[Begin Record extracts]

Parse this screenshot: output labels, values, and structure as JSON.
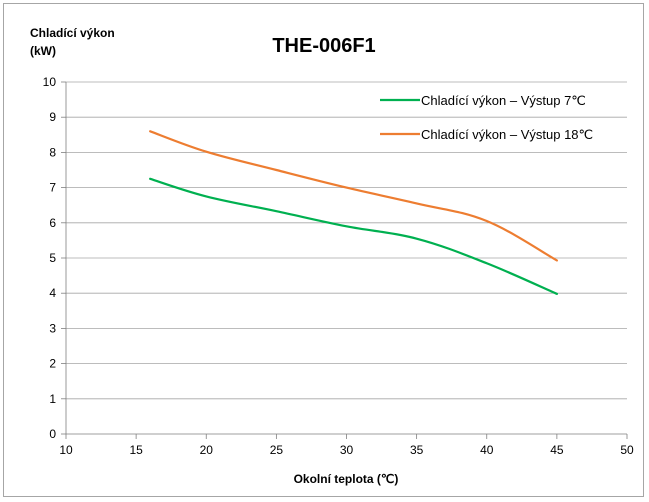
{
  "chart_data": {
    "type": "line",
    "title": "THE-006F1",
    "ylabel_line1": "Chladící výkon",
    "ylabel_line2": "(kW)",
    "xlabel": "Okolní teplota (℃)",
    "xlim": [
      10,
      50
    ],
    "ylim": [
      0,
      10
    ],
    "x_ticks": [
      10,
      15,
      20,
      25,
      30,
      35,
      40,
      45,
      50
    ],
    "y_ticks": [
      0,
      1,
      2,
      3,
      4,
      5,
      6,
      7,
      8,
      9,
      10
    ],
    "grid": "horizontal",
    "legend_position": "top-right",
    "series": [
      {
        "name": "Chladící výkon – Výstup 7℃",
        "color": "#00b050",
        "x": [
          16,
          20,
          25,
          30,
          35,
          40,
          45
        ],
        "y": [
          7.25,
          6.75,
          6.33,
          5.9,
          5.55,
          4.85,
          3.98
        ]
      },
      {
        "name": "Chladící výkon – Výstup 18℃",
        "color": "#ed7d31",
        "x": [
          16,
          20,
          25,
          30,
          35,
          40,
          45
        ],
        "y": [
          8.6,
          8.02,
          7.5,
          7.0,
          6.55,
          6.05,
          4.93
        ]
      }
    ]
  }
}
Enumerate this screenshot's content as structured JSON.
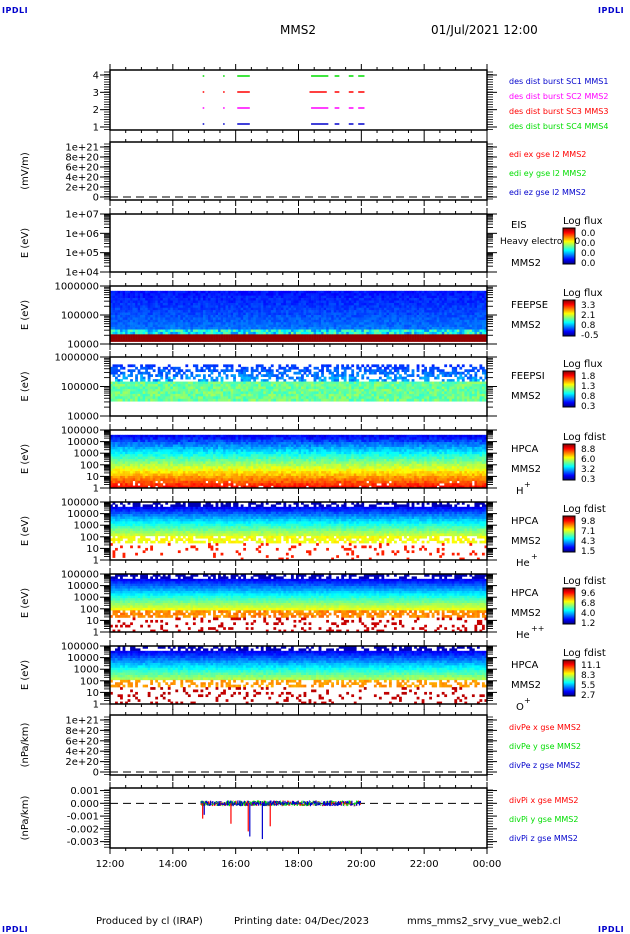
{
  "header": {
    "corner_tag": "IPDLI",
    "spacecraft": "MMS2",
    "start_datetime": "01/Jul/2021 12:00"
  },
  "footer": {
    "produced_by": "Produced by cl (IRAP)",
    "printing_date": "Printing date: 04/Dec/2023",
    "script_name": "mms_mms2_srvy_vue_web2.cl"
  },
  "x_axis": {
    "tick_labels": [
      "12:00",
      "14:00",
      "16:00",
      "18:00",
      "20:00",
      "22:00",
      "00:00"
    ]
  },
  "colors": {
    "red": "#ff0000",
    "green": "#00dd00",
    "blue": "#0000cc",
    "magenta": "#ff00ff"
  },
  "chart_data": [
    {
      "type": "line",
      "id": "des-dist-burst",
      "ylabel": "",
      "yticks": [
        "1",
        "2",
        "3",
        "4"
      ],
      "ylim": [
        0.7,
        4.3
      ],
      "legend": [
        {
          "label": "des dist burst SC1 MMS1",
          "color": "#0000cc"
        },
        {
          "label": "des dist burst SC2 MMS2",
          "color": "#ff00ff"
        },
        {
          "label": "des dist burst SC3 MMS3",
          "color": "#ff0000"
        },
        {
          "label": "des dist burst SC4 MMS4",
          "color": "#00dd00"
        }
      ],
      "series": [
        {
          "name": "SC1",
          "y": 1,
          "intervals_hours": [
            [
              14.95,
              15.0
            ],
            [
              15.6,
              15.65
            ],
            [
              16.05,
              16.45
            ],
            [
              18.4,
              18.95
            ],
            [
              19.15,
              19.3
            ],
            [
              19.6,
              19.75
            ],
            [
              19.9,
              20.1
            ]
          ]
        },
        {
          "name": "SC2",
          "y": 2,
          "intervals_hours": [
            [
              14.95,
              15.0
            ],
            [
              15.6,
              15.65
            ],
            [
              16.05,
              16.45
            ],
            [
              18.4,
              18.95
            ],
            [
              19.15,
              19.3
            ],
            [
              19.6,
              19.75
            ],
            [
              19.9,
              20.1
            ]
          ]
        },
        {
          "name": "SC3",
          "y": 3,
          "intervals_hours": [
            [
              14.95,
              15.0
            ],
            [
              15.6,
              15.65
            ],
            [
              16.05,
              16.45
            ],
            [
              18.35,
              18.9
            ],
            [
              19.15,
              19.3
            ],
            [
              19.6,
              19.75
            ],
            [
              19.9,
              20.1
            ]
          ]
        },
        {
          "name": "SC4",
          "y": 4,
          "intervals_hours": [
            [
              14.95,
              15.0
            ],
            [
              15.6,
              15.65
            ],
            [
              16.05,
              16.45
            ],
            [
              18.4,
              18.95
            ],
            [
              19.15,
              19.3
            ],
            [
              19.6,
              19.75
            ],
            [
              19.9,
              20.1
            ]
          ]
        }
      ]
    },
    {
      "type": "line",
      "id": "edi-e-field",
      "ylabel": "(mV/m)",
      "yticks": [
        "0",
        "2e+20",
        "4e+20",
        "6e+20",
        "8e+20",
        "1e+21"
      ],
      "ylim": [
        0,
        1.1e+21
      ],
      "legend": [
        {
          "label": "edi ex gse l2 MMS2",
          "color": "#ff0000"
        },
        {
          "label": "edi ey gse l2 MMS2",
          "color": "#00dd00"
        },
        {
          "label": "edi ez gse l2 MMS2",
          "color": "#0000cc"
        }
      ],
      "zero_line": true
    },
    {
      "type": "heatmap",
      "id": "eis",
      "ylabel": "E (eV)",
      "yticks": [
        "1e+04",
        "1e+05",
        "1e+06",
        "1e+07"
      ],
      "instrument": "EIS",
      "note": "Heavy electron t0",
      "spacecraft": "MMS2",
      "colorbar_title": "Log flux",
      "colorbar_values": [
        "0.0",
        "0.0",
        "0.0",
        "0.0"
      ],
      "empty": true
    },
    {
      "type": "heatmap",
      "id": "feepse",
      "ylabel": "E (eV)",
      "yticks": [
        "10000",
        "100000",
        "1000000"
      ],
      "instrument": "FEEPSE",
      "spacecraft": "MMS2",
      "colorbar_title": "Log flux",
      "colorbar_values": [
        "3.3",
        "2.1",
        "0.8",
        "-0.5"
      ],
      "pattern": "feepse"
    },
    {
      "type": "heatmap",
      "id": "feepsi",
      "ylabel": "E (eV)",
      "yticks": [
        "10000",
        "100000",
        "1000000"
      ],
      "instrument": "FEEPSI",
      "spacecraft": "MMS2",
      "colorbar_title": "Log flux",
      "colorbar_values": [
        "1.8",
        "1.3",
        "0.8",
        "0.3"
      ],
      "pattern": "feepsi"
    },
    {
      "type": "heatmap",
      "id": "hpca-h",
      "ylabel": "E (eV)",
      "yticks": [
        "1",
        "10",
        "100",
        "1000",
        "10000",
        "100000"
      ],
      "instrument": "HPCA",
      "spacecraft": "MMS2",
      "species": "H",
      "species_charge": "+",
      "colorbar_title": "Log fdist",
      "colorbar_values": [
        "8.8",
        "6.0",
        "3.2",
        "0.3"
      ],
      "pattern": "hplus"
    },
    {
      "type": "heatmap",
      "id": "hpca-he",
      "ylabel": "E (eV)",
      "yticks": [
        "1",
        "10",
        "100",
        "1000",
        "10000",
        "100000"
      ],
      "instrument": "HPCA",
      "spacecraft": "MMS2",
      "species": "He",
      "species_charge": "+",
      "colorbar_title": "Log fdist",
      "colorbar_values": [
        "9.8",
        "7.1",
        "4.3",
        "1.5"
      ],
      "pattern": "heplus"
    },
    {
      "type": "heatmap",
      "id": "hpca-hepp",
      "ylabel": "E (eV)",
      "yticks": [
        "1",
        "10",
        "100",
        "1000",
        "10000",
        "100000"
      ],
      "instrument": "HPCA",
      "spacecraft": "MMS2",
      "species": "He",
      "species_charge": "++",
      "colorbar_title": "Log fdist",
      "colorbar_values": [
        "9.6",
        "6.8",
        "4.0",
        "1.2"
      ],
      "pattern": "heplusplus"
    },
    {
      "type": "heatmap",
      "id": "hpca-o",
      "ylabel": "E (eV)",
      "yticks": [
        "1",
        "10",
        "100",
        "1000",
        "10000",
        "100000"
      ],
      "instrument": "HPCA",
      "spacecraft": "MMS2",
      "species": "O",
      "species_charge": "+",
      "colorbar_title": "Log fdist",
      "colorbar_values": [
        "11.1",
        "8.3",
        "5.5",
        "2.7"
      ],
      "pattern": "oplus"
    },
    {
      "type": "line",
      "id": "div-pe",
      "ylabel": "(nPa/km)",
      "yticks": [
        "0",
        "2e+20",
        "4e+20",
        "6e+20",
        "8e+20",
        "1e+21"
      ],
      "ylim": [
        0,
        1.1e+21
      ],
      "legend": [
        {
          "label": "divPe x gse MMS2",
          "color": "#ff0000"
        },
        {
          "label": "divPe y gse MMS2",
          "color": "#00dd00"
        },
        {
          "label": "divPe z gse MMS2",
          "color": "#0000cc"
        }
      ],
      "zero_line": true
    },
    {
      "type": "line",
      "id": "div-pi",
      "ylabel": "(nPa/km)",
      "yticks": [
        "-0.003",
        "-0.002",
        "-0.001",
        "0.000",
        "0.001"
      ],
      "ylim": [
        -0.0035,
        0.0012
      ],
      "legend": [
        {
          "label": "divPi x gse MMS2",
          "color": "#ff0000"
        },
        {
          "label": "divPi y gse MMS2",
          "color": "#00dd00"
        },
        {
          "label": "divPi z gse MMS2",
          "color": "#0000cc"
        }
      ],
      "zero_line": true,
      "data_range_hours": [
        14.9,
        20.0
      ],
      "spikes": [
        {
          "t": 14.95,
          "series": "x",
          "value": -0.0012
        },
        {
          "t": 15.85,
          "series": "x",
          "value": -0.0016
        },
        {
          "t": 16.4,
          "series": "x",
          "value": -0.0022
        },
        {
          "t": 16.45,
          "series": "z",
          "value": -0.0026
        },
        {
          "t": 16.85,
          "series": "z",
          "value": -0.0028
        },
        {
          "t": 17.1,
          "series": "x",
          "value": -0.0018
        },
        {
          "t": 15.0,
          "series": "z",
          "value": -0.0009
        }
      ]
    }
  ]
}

[End Record extracts]

In the records above, find each line with the word "divPe" and copy it.

§ **Response below**
          "label": "divPe x gse MMS2",
          "label": "divPe y gse MMS2",
          "label": "divPe z gse MMS2",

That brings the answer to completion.